● WORK INSTRUCTIONS:
Gather each line of the entries below that includes "title".

──────── DATA IN THIS EXERCISE

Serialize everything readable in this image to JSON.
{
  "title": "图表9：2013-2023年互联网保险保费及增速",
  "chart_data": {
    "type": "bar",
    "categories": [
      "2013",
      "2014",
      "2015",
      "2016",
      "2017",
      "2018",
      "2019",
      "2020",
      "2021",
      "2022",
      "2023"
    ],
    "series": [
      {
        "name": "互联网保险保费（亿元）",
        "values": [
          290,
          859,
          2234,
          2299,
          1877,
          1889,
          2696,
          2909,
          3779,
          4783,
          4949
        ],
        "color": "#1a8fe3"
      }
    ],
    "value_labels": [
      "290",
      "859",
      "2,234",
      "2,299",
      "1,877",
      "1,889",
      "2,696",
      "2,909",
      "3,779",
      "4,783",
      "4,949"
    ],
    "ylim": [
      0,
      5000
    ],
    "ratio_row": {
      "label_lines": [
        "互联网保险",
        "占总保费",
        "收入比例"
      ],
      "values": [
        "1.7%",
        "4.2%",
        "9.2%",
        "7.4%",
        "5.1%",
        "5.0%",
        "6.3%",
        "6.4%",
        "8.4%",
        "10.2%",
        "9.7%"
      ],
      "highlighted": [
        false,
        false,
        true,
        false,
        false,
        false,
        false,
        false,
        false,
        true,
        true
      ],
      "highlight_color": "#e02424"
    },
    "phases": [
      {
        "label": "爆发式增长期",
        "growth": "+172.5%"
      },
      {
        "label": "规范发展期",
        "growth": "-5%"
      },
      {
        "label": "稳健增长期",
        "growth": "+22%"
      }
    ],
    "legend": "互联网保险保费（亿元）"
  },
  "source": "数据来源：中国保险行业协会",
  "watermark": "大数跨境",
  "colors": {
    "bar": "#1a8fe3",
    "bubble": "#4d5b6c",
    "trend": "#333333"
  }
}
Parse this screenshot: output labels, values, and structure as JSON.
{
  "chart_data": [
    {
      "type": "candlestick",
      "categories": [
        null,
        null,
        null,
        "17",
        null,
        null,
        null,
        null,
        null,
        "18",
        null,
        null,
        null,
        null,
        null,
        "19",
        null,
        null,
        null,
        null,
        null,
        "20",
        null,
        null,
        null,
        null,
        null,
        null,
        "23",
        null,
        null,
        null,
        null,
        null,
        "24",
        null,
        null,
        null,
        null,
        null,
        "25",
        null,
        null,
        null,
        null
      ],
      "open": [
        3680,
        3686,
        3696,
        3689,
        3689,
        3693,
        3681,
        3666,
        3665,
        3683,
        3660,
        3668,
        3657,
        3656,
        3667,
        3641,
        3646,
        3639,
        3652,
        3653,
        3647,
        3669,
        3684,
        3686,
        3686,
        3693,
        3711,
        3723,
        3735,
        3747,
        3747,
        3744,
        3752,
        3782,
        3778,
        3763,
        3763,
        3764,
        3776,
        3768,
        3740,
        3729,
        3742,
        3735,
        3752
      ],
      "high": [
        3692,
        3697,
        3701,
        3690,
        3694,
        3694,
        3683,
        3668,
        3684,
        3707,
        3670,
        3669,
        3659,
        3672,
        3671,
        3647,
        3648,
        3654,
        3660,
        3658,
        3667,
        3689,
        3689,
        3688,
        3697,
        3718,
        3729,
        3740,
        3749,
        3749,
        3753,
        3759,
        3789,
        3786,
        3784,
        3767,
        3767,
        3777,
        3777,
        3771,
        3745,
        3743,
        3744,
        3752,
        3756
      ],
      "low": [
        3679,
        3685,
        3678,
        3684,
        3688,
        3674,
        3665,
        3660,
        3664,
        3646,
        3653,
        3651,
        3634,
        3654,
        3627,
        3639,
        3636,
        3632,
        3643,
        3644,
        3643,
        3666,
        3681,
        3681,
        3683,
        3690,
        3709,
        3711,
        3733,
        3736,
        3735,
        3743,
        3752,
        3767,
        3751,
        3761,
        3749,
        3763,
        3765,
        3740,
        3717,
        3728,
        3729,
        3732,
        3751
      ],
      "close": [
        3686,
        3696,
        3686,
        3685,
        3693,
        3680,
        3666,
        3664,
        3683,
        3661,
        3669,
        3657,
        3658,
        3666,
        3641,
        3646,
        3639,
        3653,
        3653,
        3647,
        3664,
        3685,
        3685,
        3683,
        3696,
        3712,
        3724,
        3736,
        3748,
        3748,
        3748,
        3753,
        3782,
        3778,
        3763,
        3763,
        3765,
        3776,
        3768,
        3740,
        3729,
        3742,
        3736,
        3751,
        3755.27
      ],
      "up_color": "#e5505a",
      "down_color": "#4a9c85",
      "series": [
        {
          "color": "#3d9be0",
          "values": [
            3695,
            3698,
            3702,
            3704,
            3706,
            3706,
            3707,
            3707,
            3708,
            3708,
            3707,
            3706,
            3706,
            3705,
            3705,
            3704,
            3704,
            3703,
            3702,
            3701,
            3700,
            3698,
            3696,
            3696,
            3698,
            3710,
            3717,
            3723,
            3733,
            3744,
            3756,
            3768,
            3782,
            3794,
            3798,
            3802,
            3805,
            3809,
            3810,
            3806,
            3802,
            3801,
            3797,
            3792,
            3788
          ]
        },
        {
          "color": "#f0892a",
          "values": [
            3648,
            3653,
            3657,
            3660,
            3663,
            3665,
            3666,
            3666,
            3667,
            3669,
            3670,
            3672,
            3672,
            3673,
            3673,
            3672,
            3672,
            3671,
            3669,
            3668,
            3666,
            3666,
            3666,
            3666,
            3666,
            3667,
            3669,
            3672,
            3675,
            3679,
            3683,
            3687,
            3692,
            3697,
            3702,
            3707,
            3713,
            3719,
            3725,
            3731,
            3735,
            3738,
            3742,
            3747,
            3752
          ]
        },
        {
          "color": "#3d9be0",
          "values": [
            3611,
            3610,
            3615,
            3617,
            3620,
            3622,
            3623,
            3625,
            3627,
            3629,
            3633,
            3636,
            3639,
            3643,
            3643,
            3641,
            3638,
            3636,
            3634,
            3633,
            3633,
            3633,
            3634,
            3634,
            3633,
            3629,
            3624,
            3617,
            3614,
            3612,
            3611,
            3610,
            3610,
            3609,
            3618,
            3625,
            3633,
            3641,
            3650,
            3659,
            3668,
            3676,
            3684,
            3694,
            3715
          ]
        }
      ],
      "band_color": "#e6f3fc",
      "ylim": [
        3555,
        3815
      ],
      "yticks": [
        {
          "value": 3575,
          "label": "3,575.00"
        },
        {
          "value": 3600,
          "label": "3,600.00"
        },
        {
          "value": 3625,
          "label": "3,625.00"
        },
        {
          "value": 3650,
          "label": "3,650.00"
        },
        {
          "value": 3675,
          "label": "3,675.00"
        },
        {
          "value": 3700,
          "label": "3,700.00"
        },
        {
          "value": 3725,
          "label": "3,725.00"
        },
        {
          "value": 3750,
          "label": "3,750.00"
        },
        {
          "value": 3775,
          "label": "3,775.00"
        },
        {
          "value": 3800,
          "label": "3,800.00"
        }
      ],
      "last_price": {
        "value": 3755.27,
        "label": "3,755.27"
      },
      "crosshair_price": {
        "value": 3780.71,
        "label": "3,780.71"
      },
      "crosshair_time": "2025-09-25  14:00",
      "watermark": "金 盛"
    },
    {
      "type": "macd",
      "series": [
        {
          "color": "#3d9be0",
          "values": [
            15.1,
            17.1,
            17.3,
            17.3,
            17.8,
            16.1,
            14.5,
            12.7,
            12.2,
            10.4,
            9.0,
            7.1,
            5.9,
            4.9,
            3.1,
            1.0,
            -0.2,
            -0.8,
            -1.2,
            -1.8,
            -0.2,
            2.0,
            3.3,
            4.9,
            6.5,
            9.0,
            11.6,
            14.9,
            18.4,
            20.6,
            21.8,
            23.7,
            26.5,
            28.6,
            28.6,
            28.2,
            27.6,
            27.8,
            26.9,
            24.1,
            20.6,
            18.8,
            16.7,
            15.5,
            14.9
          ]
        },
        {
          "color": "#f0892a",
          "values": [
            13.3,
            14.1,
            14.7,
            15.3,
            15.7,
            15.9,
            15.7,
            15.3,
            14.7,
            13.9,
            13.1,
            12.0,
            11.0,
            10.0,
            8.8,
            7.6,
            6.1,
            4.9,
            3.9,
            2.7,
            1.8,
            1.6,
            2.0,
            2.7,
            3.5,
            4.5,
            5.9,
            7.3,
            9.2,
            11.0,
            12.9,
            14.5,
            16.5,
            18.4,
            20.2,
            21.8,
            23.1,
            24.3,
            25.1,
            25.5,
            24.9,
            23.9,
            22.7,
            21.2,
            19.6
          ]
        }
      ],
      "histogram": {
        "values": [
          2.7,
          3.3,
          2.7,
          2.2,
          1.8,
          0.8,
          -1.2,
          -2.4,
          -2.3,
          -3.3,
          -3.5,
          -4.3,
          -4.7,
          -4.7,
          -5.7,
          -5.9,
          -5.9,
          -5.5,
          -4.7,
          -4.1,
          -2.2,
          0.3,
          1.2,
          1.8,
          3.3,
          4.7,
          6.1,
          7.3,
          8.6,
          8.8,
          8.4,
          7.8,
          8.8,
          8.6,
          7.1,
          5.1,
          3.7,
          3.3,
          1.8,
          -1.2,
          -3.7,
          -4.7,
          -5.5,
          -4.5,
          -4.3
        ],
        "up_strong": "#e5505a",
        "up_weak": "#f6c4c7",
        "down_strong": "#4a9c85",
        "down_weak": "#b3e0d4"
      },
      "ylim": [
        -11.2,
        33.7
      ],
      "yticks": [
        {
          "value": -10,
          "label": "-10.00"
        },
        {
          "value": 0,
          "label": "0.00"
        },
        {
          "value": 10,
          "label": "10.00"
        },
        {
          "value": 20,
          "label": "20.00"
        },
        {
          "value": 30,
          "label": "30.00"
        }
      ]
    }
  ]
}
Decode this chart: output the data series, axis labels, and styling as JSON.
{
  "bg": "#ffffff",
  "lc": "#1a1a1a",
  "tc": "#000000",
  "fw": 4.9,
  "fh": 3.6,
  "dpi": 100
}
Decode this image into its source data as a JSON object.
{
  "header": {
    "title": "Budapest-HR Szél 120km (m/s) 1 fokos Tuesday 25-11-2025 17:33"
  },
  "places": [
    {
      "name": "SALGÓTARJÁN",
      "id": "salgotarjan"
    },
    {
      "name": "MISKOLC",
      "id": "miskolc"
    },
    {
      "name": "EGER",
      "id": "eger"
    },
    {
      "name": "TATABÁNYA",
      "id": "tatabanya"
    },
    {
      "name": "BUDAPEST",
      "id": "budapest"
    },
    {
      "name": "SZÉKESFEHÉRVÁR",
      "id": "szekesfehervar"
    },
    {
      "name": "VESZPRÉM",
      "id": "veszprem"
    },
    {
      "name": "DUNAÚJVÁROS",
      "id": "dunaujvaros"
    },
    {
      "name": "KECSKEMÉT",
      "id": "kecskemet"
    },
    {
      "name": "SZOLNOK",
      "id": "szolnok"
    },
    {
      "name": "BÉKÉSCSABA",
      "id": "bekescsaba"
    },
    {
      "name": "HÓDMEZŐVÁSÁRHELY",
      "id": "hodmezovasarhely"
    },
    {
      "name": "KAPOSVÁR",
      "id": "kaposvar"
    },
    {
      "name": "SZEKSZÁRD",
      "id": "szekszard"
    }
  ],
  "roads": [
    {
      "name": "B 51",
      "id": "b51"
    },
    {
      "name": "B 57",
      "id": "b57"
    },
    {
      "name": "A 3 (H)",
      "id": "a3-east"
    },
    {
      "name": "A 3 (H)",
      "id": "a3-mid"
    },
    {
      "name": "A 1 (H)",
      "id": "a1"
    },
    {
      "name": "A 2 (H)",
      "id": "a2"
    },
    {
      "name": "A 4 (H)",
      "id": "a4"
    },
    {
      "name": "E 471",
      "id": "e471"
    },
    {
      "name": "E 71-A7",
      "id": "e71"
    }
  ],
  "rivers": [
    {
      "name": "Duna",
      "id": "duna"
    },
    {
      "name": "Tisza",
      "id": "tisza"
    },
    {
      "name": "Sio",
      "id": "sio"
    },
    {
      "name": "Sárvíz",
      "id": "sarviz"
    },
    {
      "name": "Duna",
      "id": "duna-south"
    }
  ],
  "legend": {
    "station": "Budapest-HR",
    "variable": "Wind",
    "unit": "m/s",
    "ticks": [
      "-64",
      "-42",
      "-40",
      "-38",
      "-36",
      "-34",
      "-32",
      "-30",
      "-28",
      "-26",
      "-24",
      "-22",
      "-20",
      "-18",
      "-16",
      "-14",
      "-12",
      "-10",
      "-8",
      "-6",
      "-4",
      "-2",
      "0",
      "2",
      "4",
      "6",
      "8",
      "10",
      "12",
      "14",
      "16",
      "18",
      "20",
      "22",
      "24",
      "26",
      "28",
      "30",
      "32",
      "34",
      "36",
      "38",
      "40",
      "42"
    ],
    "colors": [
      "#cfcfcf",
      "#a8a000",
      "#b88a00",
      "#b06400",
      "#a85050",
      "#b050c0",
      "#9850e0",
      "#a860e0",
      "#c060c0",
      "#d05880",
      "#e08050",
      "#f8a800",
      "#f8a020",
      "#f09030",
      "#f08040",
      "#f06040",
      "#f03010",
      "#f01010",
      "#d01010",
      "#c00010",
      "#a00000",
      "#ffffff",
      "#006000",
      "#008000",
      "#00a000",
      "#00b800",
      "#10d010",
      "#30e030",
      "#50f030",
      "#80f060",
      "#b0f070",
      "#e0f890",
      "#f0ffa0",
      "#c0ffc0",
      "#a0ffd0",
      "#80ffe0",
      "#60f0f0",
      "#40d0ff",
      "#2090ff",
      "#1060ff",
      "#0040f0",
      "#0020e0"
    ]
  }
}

────────────────

● EXERCISE OUTPUT:
  "title": "图表9：2013-2023年互联网保险保费及增速",
    "title": "Budapest-HR Szél 120km (m/s) 1 fokos Tuesday 25-11-2025 17:33"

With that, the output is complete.